Stored entries
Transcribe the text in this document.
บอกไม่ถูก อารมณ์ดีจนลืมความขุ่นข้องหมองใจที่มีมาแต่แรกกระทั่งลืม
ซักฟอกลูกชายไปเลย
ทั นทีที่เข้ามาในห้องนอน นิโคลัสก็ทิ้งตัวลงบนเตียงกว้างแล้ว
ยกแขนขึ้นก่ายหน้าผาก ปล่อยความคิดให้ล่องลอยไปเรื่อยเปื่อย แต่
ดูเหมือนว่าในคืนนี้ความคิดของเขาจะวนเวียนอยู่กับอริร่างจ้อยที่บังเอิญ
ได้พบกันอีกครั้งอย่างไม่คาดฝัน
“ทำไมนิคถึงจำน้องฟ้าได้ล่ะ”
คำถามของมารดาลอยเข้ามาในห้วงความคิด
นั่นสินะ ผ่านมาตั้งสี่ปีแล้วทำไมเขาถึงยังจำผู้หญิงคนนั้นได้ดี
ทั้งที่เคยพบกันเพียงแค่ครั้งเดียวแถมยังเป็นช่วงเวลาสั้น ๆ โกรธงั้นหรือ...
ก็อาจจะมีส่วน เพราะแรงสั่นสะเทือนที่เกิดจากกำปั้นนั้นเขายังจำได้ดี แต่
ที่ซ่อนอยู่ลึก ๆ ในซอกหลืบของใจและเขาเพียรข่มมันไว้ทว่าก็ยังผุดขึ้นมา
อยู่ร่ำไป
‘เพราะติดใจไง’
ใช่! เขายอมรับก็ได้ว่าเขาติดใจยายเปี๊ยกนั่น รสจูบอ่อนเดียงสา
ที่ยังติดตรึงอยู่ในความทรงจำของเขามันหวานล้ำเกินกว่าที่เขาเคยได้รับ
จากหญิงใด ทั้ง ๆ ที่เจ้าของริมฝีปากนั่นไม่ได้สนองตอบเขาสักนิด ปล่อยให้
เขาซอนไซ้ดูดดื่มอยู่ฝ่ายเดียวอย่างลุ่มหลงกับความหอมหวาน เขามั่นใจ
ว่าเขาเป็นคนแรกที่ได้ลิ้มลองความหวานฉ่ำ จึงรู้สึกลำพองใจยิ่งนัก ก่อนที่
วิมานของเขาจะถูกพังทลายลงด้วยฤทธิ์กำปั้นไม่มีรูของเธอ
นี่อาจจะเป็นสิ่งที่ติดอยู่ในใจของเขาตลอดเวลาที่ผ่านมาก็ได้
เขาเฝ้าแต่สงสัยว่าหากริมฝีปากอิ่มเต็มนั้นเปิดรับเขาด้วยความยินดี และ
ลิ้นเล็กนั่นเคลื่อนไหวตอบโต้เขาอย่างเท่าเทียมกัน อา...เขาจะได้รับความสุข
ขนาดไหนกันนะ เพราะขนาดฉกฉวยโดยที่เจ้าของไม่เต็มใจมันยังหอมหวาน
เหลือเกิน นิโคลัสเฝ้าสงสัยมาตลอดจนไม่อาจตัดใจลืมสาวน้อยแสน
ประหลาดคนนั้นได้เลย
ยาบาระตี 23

■ SHORT TASK ■
Repeat the material above in full, keeping every word.

■ RESULT FOR THIS EXERCISE ■
Transcribe the text in this document.
บอกไม่ถูก อารมณ์ดีจนลืมความขุ่นข้องหมองใจที่มีมาแต่แรกกระทั่งลืม
ซักฟอกลูกชายไปเลย
ทั นทีที่เข้ามาในห้องนอน นิโคลัสก็ทิ้งตัวลงบนเตียงกว้างแล้ว
ยกแขนขึ้นก่ายหน้าผาก ปล่อยความคิดให้ล่องลอยไปเรื่อยเปื่อย แต่
ดูเหมือนว่าในคืนนี้ความคิดของเขาจะวนเวียนอยู่กับอริร่างจ้อยที่บังเอิญ
ได้พบกันอีกครั้งอย่างไม่คาดฝัน
“ทำไมนิคถึงจำน้องฟ้าได้ล่ะ”
คำถามของมารดาลอยเข้ามาในห้วงความคิด
นั่นสินะ ผ่านมาตั้งสี่ปีแล้วทำไมเขาถึงยังจำผู้หญิงคนนั้นได้ดี
ทั้งที่เคยพบกันเพียงแค่ครั้งเดียวแถมยังเป็นช่วงเวลาสั้น ๆ โกรธงั้นหรือ...
ก็อาจจะมีส่วน เพราะแรงสั่นสะเทือนที่เกิดจากกำปั้นนั้นเขายังจำได้ดี แต่
ที่ซ่อนอยู่ลึก ๆ ในซอกหลืบของใจและเขาเพียรข่มมันไว้ทว่าก็ยังผุดขึ้นมา
อยู่ร่ำไป
‘เพราะติดใจไง’
ใช่! เขายอมรับก็ได้ว่าเขาติดใจยายเปี๊ยกนั่น รสจูบอ่อนเดียงสา
ที่ยังติดตรึงอยู่ในความทรงจำของเขามันหวานล้ำเกินกว่าที่เขาเคยได้รับ
จากหญิงใด ทั้ง ๆ ที่เจ้าของริมฝีปากนั่นไม่ได้สนองตอบเขาสักนิด ปล่อยให้
เขาซอนไซ้ดูดดื่มอยู่ฝ่ายเดียวอย่างลุ่มหลงกับความหอมหวาน เขามั่นใจ
ว่าเขาเป็นคนแรกที่ได้ลิ้มลองความหวานฉ่ำ จึงรู้สึกลำพองใจยิ่งนัก ก่อนที่
วิมานของเขาจะถูกพังทลายลงด้วยฤทธิ์กำปั้นไม่มีรูของเธอ
นี่อาจจะเป็นสิ่งที่ติดอยู่ในใจของเขาตลอดเวลาที่ผ่านมาก็ได้
เขาเฝ้าแต่สงสัยว่าหากริมฝีปากอิ่มเต็มนั้นเปิดรับเขาด้วยความยินดี และ
ลิ้นเล็กนั่นเคลื่อนไหวตอบโต้เขาอย่างเท่าเทียมกัน อา...เขาจะได้รับความสุข
ขนาดไหนกันนะ เพราะขนาดฉกฉวยโดยที่เจ้าของไม่เต็มใจมันยังหอมหวาน
เหลือเกิน นิโคลัสเฝ้าสงสัยมาตลอดจนไม่อาจตัดใจลืมสาวน้อยแสน
ประหลาดคนนั้นได้เลย
ยาบาระตี 23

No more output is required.